Would you return the complete listing below word for word?

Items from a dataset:
⁂

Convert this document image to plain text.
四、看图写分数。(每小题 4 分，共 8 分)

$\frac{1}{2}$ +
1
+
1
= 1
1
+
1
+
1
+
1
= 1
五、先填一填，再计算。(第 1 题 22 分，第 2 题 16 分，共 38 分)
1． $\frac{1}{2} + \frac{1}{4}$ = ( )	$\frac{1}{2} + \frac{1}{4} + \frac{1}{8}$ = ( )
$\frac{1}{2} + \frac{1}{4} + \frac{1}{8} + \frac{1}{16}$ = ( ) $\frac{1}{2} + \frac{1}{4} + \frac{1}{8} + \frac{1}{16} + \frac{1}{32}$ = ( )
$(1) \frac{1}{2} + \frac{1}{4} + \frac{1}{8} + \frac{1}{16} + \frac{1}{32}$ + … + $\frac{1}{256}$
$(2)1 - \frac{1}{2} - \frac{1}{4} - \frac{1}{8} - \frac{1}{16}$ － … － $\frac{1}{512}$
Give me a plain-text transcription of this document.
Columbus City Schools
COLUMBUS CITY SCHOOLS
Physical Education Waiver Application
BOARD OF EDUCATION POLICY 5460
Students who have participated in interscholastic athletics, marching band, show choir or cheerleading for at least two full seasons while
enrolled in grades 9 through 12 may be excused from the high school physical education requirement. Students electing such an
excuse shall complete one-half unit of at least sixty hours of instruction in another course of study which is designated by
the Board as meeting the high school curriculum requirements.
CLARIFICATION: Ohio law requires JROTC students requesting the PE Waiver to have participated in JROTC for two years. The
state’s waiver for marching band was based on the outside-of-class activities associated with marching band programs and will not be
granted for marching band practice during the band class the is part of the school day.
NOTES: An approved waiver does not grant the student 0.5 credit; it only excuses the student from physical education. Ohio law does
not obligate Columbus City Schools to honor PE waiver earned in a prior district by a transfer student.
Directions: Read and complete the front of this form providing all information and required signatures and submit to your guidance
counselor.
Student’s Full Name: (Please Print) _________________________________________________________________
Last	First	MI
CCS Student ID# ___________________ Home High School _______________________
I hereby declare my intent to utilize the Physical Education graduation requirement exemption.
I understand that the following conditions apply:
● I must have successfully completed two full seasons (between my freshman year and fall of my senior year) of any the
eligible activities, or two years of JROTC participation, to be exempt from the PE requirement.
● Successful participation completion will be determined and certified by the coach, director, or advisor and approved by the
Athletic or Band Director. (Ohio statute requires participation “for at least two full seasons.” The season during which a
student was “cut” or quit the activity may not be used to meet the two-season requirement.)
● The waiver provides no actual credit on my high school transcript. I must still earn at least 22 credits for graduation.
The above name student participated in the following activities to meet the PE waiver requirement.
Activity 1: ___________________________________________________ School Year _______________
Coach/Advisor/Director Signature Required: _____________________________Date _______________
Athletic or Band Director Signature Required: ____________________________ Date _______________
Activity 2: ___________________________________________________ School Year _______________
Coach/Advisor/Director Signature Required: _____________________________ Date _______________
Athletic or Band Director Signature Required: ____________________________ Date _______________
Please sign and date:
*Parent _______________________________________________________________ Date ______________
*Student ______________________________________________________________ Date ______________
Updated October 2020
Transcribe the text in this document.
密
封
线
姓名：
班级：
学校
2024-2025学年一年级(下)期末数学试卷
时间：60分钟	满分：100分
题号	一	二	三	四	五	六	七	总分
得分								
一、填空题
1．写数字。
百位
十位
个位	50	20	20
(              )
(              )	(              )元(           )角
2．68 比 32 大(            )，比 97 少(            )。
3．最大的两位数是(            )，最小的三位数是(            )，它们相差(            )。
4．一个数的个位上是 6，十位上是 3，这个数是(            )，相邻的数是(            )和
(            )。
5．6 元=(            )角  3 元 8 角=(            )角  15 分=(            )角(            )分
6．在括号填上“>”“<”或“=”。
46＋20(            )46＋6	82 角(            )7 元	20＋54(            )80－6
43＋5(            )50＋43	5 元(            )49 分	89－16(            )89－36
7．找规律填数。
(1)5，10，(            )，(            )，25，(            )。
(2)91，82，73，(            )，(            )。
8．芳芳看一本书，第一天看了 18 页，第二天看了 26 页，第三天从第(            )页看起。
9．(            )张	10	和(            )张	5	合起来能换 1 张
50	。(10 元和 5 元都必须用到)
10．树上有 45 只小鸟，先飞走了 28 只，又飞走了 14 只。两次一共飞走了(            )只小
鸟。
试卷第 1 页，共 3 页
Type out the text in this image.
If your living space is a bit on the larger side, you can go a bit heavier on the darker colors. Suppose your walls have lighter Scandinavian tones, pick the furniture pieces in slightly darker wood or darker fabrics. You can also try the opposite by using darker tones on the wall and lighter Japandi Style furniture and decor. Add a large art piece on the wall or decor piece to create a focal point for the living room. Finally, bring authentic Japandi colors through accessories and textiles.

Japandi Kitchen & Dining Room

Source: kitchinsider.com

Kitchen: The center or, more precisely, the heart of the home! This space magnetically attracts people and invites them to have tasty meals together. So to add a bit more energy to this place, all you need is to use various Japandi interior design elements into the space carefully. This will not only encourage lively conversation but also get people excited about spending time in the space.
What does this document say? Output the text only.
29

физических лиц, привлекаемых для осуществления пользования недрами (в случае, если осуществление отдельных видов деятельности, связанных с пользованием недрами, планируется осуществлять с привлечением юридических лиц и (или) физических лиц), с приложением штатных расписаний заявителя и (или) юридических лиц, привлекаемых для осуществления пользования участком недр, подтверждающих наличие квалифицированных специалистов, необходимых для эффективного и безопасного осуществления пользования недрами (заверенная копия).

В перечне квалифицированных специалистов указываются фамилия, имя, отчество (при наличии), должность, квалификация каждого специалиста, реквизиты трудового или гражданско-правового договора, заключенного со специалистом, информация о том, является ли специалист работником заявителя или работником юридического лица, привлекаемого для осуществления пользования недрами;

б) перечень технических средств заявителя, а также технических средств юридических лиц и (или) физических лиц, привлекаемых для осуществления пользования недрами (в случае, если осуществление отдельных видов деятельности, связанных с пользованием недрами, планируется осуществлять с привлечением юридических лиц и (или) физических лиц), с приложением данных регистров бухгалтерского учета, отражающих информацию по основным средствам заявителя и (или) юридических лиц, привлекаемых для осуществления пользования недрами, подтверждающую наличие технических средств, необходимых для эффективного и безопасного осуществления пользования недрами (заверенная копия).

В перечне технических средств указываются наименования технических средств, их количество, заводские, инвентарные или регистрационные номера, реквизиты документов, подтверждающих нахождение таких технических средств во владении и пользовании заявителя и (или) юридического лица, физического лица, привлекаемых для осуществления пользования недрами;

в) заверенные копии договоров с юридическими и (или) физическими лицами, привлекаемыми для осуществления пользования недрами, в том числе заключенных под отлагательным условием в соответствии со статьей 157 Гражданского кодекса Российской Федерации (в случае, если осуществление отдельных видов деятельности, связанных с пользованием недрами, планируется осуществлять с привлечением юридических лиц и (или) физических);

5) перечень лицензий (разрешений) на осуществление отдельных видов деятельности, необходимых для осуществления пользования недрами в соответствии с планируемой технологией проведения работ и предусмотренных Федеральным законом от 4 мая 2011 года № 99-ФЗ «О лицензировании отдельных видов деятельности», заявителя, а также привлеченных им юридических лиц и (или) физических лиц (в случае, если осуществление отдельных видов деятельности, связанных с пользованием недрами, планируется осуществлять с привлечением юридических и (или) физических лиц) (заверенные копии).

⁂

**Completed exercise:**
Convert this document image to plain text.
四、看图写分数。(每小题 4 分，共 8 分)

$\frac{1}{2}$ +
1
+
1
= 1
1
+
1
+
1
+
1
= 1
五、先填一填，再计算。(第 1 题 22 分，第 2 题 16 分，共 38 分)
1． $\frac{1}{2} + \frac{1}{4}$ = ( )	$\frac{1}{2} + \frac{1}{4} + \frac{1}{8}$ = ( )
$\frac{1}{2} + \frac{1}{4} + \frac{1}{8} + \frac{1}{16}$ = ( ) $\frac{1}{2} + \frac{1}{4} + \frac{1}{8} + \frac{1}{16} + \frac{1}{32}$ = ( )
$(1) \frac{1}{2} + \frac{1}{4} + \frac{1}{8} + \frac{1}{16} + \frac{1}{32}$ + … + $\frac{1}{256}$
$(2)1 - \frac{1}{2} - \frac{1}{4} - \frac{1}{8} - \frac{1}{16}$ － … － $\frac{1}{512}$
Give me a plain-text transcription of this document.
Columbus City Schools
COLUMBUS CITY SCHOOLS
Physical Education Waiver Application
BOARD OF EDUCATION POLICY 5460
Students who have participated in interscholastic athletics, marching band, show choir or cheerleading for at least two full seasons while
enrolled in grades 9 through 12 may be excused from the high school physical education requirement. Students electing such an
excuse shall complete one-half unit of at least sixty hours of instruction in another course of study which is designated by
the Board as meeting the high school curriculum requirements.
CLARIFICATION: Ohio law requires JROTC students requesting the PE Waiver to have participated in JROTC for two years. The
state’s waiver for marching band was based on the outside-of-class activities associated with marching band programs and will not be
granted for marching band practice during the band class the is part of the school day.
NOTES: An approved waiver does not grant the student 0.5 credit; it only excuses the student from physical education. Ohio law does
not obligate Columbus City Schools to honor PE waiver earned in a prior district by a transfer student.
Directions: Read and complete the front of this form providing all information and required signatures and submit to your guidance
counselor.
Student’s Full Name: (Please Print) _________________________________________________________________
Last	First	MI
CCS Student ID# ___________________ Home High School _______________________
I hereby declare my intent to utilize the Physical Education graduation requirement exemption.
I understand that the following conditions apply:
● I must have successfully completed two full seasons (between my freshman year and fall of my senior year) of any the
eligible activities, or two years of JROTC participation, to be exempt from the PE requirement.
● Successful participation completion will be determined and certified by the coach, director, or advisor and approved by the
Athletic or Band Director. (Ohio statute requires participation “for at least two full seasons.” The season during which a
student was “cut” or quit the activity may not be used to meet the two-season requirement.)
● The waiver provides no actual credit on my high school transcript. I must still earn at least 22 credits for graduation.
The above name student participated in the following activities to meet the PE waiver requirement.
Activity 1: ___________________________________________________ School Year _______________
Coach/Advisor/Director Signature Required: _____________________________Date _______________
Athletic or Band Director Signature Required: ____________________________ Date _______________
Activity 2: ___________________________________________________ School Year _______________
Coach/Advisor/Director Signature Required: _____________________________ Date _______________
Athletic or Band Director Signature Required: ____________________________ Date _______________
Please sign and date:
*Parent _______________________________________________________________ Date ______________
*Student ______________________________________________________________ Date ______________
Updated October 2020
Transcribe the text in this document.
密
封
线
姓名：
班级：
学校
2024-2025学年一年级(下)期末数学试卷
时间：60分钟	满分：100分
题号	一	二	三	四	五	六	七	总分
得分								
一、填空题
1．写数字。
百位
十位
个位	50	20	20
(              )
(              )	(              )元(           )角
2．68 比 32 大(            )，比 97 少(            )。
3．最大的两位数是(            )，最小的三位数是(            )，它们相差(            )。
4．一个数的个位上是 6，十位上是 3，这个数是(            )，相邻的数是(            )和
(            )。
5．6 元=(            )角  3 元 8 角=(            )角  15 分=(            )角(            )分
6．在括号填上“>”“<”或“=”。
46＋20(            )46＋6	82 角(            )7 元	20＋54(            )80－6
43＋5(            )50＋43	5 元(            )49 分	89－16(            )89－36
7．找规律填数。
(1)5，10，(            )，(            )，25，(            )。
(2)91，82，73，(            )，(            )。
8．芳芳看一本书，第一天看了 18 页，第二天看了 26 页，第三天从第(            )页看起。
9．(            )张	10	和(            )张	5	合起来能换 1 张
50	。(10 元和 5 元都必须用到)
10．树上有 45 只小鸟，先飞走了 28 只，又飞走了 14 只。两次一共飞走了(            )只小
鸟。
试卷第 1 页，共 3 页
Type out the text in this image.
If your living space is a bit on the larger side, you can go a bit heavier on the darker colors. Suppose your walls have lighter Scandinavian tones, pick the furniture pieces in slightly darker wood or darker fabrics. You can also try the opposite by using darker tones on the wall and lighter Japandi Style furniture and decor. Add a large art piece on the wall or decor piece to create a focal point for the living room. Finally, bring authentic Japandi colors through accessories and textiles.

Japandi Kitchen & Dining Room

Source: kitchinsider.com

Kitchen: The center or, more precisely, the heart of the home! This space magnetically attracts people and invites them to have tasty meals together. So to add a bit more energy to this place, all you need is to use various Japandi interior design elements into the space carefully. This will not only encourage lively conversation but also get people excited about spending time in the space.
What does this document say? Output the text only.
29

физических лиц, привлекаемых для осуществления пользования недрами (в случае, если осуществление отдельных видов деятельности, связанных с пользованием недрами, планируется осуществлять с привлечением юридических лиц и (или) физических лиц), с приложением штатных расписаний заявителя и (или) юридических лиц, привлекаемых для осуществления пользования участком недр, подтверждающих наличие квалифицированных специалистов, необходимых для эффективного и безопасного осуществления пользования недрами (заверенная копия).

В перечне квалифицированных специалистов указываются фамилия, имя, отчество (при наличии), должность, квалификация каждого специалиста, реквизиты трудового или гражданско-правового договора, заключенного со специалистом, информация о том, является ли специалист работником заявителя или работником юридического лица, привлекаемого для осуществления пользования недрами;

б) перечень технических средств заявителя, а также технических средств юридических лиц и (или) физических лиц, привлекаемых для осуществления пользования недрами (в случае, если осуществление отдельных видов деятельности, связанных с пользованием недрами, планируется осуществлять с привлечением юридических лиц и (или) физических лиц), с приложением данных регистров бухгалтерского учета, отражающих информацию по основным средствам заявителя и (или) юридических лиц, привлекаемых для осуществления пользования недрами, подтверждающую наличие технических средств, необходимых для эффективного и безопасного осуществления пользования недрами (заверенная копия).

В перечне технических средств указываются наименования технических средств, их количество, заводские, инвентарные или регистрационные номера, реквизиты документов, подтверждающих нахождение таких технических средств во владении и пользовании заявителя и (или) юридического лица, физического лица, привлекаемых для осуществления пользования недрами;

в) заверенные копии договоров с юридическими и (или) физическими лицами, привлекаемыми для осуществления пользования недрами, в том числе заключенных под отлагательным условием в соответствии со статьей 157 Гражданского кодекса Российской Федерации (в случае, если осуществление отдельных видов деятельности, связанных с пользованием недрами, планируется осуществлять с привлечением юридических лиц и (или) физических);

5) перечень лицензий (разрешений) на осуществление отдельных видов деятельности, необходимых для осуществления пользования недрами в соответствии с планируемой технологией проведения работ и предусмотренных Федеральным законом от 4 мая 2011 года № 99-ФЗ «О лицензировании отдельных видов деятельности», заявителя, а также привлеченных им юридических лиц и (или) физических лиц (в случае, если осуществление отдельных видов деятельности, связанных с пользованием недрами, планируется осуществлять с привлечением юридических и (или) физических лиц) (заверенные копии).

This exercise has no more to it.